Stated goal
Report every line in the listing that contains the string "style".

The records
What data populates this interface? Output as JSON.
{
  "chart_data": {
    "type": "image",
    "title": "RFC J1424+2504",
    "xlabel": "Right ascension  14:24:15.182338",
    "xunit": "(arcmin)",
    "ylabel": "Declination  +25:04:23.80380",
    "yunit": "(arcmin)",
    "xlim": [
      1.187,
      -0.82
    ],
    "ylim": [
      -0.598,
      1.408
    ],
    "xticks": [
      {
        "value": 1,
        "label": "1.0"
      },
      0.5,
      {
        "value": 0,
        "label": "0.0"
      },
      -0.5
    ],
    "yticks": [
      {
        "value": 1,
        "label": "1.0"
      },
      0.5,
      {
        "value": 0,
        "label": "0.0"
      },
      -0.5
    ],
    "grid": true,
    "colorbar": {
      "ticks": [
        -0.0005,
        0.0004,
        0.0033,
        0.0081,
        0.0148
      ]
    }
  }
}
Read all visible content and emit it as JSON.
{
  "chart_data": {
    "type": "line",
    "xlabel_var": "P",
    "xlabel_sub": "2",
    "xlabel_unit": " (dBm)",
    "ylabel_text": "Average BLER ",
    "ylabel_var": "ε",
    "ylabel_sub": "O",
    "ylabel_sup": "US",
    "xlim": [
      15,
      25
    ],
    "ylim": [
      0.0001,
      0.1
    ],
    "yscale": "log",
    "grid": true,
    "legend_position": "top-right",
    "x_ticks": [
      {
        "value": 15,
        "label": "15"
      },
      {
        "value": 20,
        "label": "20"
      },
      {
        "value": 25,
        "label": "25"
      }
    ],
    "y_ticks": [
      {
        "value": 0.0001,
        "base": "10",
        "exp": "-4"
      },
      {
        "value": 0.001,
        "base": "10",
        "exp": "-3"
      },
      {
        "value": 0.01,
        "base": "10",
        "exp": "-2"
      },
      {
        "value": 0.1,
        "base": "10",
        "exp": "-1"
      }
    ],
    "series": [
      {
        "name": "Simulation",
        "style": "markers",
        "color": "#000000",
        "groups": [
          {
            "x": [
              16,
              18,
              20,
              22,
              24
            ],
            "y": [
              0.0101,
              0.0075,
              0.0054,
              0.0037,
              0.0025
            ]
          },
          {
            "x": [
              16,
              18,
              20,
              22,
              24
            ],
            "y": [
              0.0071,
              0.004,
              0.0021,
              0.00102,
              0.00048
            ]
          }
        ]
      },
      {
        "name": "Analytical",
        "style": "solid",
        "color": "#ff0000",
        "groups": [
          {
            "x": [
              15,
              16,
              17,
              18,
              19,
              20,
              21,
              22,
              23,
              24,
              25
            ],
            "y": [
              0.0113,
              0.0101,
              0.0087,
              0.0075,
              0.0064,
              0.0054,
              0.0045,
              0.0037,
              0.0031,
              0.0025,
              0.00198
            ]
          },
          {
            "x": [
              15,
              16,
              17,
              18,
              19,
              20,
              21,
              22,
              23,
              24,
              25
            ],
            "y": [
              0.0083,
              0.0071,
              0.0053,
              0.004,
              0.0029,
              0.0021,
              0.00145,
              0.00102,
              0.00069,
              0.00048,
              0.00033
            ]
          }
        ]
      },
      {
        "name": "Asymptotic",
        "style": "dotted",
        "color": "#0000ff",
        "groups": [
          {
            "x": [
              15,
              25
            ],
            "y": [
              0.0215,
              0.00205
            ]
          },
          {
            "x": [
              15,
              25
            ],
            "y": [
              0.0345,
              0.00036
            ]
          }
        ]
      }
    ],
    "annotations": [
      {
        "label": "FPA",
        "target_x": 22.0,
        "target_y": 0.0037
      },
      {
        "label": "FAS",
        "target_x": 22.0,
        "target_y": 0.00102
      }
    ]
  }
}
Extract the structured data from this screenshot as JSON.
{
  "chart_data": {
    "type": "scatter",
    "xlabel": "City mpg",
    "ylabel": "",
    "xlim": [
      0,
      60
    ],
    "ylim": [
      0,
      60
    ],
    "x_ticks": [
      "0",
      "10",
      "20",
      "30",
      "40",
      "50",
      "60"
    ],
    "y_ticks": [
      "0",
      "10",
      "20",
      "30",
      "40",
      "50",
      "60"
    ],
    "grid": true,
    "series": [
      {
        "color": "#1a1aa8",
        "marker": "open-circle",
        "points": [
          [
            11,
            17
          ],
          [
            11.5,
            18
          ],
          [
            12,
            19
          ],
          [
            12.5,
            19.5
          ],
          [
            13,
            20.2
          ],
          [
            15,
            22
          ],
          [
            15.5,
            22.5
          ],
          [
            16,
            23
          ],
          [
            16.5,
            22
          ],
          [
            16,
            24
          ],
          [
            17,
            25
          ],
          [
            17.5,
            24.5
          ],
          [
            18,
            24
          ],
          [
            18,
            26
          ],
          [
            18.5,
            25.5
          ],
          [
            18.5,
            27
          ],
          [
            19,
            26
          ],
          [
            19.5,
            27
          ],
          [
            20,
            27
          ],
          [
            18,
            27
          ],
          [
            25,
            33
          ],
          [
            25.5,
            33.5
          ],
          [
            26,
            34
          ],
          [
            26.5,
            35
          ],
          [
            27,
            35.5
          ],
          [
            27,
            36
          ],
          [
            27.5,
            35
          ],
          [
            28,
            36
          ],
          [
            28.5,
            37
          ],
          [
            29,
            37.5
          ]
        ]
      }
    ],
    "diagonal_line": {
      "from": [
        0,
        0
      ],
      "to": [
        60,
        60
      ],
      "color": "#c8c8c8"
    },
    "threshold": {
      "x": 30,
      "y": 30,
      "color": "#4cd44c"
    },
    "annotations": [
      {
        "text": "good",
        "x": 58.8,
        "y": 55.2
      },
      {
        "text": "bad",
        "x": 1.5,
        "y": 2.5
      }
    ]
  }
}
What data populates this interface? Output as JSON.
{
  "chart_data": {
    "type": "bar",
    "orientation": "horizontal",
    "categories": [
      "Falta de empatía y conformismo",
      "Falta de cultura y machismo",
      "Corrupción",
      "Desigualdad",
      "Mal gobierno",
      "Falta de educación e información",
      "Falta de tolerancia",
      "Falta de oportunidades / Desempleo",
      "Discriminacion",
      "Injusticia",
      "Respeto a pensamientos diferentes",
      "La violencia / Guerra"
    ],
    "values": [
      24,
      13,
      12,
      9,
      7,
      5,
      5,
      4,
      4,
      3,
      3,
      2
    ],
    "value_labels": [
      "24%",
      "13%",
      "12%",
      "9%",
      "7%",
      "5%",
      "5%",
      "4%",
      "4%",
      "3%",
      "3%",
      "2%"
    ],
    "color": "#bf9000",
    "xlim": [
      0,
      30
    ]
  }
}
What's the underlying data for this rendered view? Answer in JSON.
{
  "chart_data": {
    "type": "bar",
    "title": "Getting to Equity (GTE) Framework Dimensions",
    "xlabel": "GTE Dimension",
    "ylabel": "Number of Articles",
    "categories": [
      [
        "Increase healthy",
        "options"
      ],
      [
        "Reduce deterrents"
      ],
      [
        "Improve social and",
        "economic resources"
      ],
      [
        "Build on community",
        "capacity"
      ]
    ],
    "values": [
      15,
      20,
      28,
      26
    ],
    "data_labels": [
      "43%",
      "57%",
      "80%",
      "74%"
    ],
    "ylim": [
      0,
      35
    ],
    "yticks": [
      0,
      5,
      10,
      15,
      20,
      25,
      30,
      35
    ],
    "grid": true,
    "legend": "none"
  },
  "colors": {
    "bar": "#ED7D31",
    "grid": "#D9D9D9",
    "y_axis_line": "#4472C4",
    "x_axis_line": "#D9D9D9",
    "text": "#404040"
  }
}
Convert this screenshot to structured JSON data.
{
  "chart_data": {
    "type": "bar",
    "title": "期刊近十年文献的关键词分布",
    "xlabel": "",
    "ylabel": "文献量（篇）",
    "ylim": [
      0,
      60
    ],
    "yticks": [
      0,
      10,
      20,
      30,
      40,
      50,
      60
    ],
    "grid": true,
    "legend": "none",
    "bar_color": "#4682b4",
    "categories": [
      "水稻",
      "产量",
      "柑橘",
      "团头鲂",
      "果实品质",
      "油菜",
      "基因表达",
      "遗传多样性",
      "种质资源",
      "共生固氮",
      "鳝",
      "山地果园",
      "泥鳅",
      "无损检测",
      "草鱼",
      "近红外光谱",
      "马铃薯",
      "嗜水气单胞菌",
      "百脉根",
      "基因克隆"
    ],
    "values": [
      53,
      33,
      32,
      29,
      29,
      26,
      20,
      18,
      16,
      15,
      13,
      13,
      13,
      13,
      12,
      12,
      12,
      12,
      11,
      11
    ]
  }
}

Exercise response
        "style": "markers",
        "style": "solid",
        "style": "dotted",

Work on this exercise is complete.